** start THE DATA **

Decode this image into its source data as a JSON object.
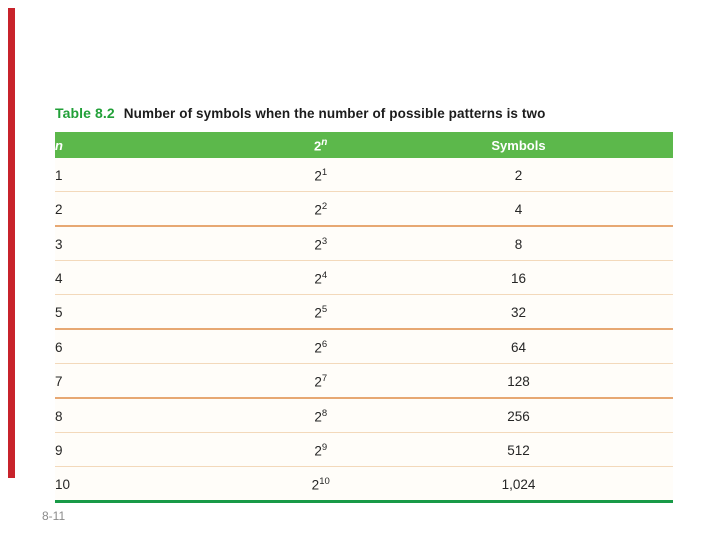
{
  "colors": {
    "accent_red": "#c8232b",
    "title_green": "#21a038",
    "header_green": "#5cb84b",
    "row_line_light": "#f3d9bb",
    "row_line_strong": "#e7a873",
    "table_bottom_green": "#189a47"
  },
  "title": {
    "table_label": "Table 8.2",
    "caption": "Number of symbols when the number of possible patterns is two"
  },
  "table": {
    "columns": [
      {
        "label": "n"
      },
      {
        "label": "2",
        "sup": "n"
      },
      {
        "label": "Symbols"
      }
    ],
    "rows": [
      {
        "n": "1",
        "base": "2",
        "exp": "1",
        "symbols": "2"
      },
      {
        "n": "2",
        "base": "2",
        "exp": "2",
        "symbols": "4"
      },
      {
        "n": "3",
        "base": "2",
        "exp": "3",
        "symbols": "8"
      },
      {
        "n": "4",
        "base": "2",
        "exp": "4",
        "symbols": "16"
      },
      {
        "n": "5",
        "base": "2",
        "exp": "5",
        "symbols": "32"
      },
      {
        "n": "6",
        "base": "2",
        "exp": "6",
        "symbols": "64"
      },
      {
        "n": "7",
        "base": "2",
        "exp": "7",
        "symbols": "128"
      },
      {
        "n": "8",
        "base": "2",
        "exp": "8",
        "symbols": "256"
      },
      {
        "n": "9",
        "base": "2",
        "exp": "9",
        "symbols": "512"
      },
      {
        "n": "10",
        "base": "2",
        "exp": "10",
        "symbols": "1,024"
      }
    ]
  },
  "footer": {
    "page_label": "8-11"
  }
}
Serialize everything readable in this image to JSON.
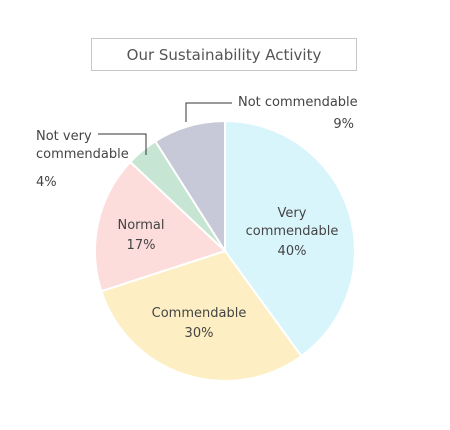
{
  "chart_data": {
    "type": "pie",
    "title": "Our Sustainability Activity",
    "slices": [
      {
        "label_lines": [
          "Very",
          "commendable"
        ],
        "value": 40,
        "value_label": "40%",
        "color": "#d9f5fc"
      },
      {
        "label_lines": [
          "Commendable"
        ],
        "value": 30,
        "value_label": "30%",
        "color": "#fdefc3"
      },
      {
        "label_lines": [
          "Normal"
        ],
        "value": 17,
        "value_label": "17%",
        "color": "#fddcdc"
      },
      {
        "label_lines": [
          "Not very",
          "commendable"
        ],
        "value": 4,
        "value_label": "4%",
        "color": "#c6e6d3"
      },
      {
        "label_lines": [
          "Not commendable"
        ],
        "value": 9,
        "value_label": "9%",
        "color": "#c8c9d8"
      }
    ]
  }
}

** end THE DATA **

Copy the whole listing above word for word but do not carry over the pictures.

* **FINAL RESULT**
Decode this image into its source data as a JSON object.
{
  "colors": {
    "accent_red": "#c8232b",
    "title_green": "#21a038",
    "header_green": "#5cb84b",
    "row_line_light": "#f3d9bb",
    "row_line_strong": "#e7a873",
    "table_bottom_green": "#189a47"
  },
  "title": {
    "table_label": "Table 8.2",
    "caption": "Number of symbols when the number of possible patterns is two"
  },
  "table": {
    "columns": [
      {
        "label": "n"
      },
      {
        "label": "2",
        "sup": "n"
      },
      {
        "label": "Symbols"
      }
    ],
    "rows": [
      {
        "n": "1",
        "base": "2",
        "exp": "1",
        "symbols": "2"
      },
      {
        "n": "2",
        "base": "2",
        "exp": "2",
        "symbols": "4"
      },
      {
        "n": "3",
        "base": "2",
        "exp": "3",
        "symbols": "8"
      },
      {
        "n": "4",
        "base": "2",
        "exp": "4",
        "symbols": "16"
      },
      {
        "n": "5",
        "base": "2",
        "exp": "5",
        "symbols": "32"
      },
      {
        "n": "6",
        "base": "2",
        "exp": "6",
        "symbols": "64"
      },
      {
        "n": "7",
        "base": "2",
        "exp": "7",
        "symbols": "128"
      },
      {
        "n": "8",
        "base": "2",
        "exp": "8",
        "symbols": "256"
      },
      {
        "n": "9",
        "base": "2",
        "exp": "9",
        "symbols": "512"
      },
      {
        "n": "10",
        "base": "2",
        "exp": "10",
        "symbols": "1,024"
      }
    ]
  },
  "footer": {
    "page_label": "8-11"
  }
}
Serialize everything readable in this image to JSON.
{
  "chart_data": {
    "type": "pie",
    "title": "Our Sustainability Activity",
    "slices": [
      {
        "label_lines": [
          "Very",
          "commendable"
        ],
        "value": 40,
        "value_label": "40%",
        "color": "#d9f5fc"
      },
      {
        "label_lines": [
          "Commendable"
        ],
        "value": 30,
        "value_label": "30%",
        "color": "#fdefc3"
      },
      {
        "label_lines": [
          "Normal"
        ],
        "value": 17,
        "value_label": "17%",
        "color": "#fddcdc"
      },
      {
        "label_lines": [
          "Not very",
          "commendable"
        ],
        "value": 4,
        "value_label": "4%",
        "color": "#c6e6d3"
      },
      {
        "label_lines": [
          "Not commendable"
        ],
        "value": 9,
        "value_label": "9%",
        "color": "#c8c9d8"
      }
    ]
  }
}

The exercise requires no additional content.